▶ What you should do: Report every line of the records that contains the string "label", counting only matches with the same uppercase and lowercase letters.

(Records from a dataset)
# # # # # # #

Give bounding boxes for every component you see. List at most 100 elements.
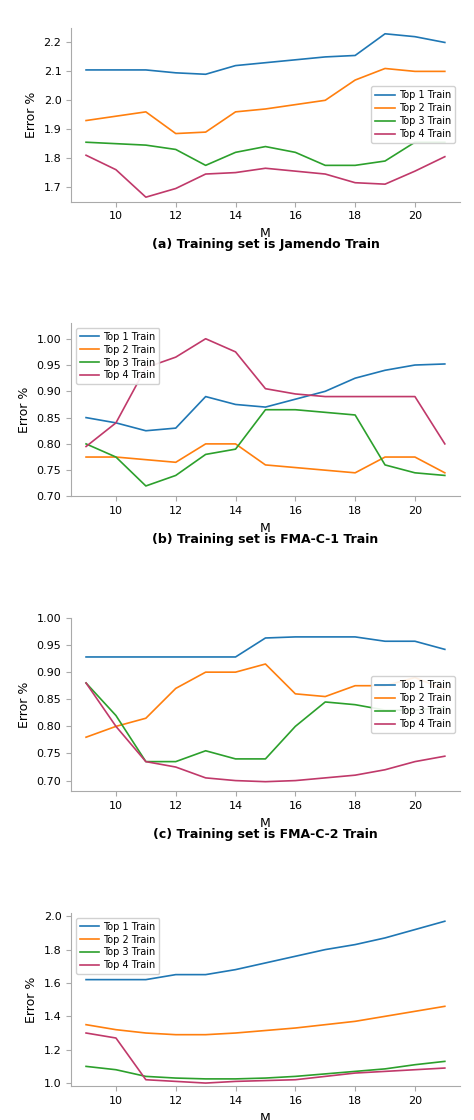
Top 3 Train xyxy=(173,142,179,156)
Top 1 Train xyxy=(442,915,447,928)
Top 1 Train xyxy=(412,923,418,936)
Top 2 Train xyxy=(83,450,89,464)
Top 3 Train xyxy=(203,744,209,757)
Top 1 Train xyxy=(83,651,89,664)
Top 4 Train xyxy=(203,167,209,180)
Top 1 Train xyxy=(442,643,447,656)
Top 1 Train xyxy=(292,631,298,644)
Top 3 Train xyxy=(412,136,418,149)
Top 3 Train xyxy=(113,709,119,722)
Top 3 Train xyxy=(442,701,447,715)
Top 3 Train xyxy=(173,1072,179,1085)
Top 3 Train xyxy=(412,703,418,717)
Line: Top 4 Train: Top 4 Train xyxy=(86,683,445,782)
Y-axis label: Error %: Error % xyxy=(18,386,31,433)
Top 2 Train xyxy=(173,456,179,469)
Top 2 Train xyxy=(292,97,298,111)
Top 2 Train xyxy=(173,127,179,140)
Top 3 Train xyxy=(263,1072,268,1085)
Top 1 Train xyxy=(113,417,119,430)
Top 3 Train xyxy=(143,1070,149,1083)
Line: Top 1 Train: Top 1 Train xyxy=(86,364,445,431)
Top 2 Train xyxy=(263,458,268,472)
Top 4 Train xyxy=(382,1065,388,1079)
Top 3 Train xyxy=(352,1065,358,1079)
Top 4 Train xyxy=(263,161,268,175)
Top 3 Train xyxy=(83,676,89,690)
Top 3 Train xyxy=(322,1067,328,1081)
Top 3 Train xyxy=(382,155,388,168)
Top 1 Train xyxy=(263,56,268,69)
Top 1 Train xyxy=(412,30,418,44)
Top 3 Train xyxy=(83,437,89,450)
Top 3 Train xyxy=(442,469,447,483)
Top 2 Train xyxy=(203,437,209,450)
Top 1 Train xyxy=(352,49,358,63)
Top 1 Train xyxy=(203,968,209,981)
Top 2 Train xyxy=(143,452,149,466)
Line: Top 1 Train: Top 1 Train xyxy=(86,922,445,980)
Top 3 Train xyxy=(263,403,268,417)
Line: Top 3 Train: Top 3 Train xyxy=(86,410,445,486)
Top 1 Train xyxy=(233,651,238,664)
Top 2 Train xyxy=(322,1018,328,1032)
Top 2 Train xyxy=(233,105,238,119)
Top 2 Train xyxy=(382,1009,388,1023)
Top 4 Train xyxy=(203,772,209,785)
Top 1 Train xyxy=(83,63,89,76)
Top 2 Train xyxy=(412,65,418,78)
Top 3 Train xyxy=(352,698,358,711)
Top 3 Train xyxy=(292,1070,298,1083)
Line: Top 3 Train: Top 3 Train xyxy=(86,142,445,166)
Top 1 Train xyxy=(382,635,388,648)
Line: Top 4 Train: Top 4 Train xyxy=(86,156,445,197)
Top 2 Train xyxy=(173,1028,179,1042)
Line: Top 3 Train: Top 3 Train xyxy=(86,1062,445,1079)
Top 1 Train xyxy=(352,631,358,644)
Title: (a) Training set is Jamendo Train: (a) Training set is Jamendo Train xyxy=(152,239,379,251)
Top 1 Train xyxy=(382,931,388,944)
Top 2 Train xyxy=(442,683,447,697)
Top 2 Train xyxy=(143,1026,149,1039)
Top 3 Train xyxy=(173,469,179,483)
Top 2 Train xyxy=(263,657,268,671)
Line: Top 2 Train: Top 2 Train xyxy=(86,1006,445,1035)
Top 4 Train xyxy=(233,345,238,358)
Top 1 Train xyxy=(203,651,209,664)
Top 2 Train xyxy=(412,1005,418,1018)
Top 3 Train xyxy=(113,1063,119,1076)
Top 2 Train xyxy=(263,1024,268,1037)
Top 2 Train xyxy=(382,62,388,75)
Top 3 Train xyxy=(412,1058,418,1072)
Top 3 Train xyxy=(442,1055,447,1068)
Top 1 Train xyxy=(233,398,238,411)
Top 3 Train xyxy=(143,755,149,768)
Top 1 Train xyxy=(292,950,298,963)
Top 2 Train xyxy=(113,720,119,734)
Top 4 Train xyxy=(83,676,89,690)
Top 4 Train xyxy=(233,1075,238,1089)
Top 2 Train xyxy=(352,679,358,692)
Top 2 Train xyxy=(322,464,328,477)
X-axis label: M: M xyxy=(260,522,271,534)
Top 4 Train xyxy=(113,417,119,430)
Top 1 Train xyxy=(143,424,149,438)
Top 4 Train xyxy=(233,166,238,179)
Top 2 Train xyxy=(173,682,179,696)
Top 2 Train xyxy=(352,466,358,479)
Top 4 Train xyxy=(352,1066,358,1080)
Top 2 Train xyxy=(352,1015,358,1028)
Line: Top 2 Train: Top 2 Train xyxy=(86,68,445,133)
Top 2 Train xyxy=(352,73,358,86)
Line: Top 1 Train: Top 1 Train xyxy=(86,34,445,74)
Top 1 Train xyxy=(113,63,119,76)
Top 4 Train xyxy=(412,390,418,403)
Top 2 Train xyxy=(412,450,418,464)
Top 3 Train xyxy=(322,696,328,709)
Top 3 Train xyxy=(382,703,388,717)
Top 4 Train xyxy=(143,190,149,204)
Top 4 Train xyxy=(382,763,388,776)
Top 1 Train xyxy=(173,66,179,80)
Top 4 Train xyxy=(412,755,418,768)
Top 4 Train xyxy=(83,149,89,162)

# # # # # # #

▶ The completed task:
Y-axis label: Error %: Error % xyxy=(18,386,31,433)
X-axis label: M: M xyxy=(260,522,271,534)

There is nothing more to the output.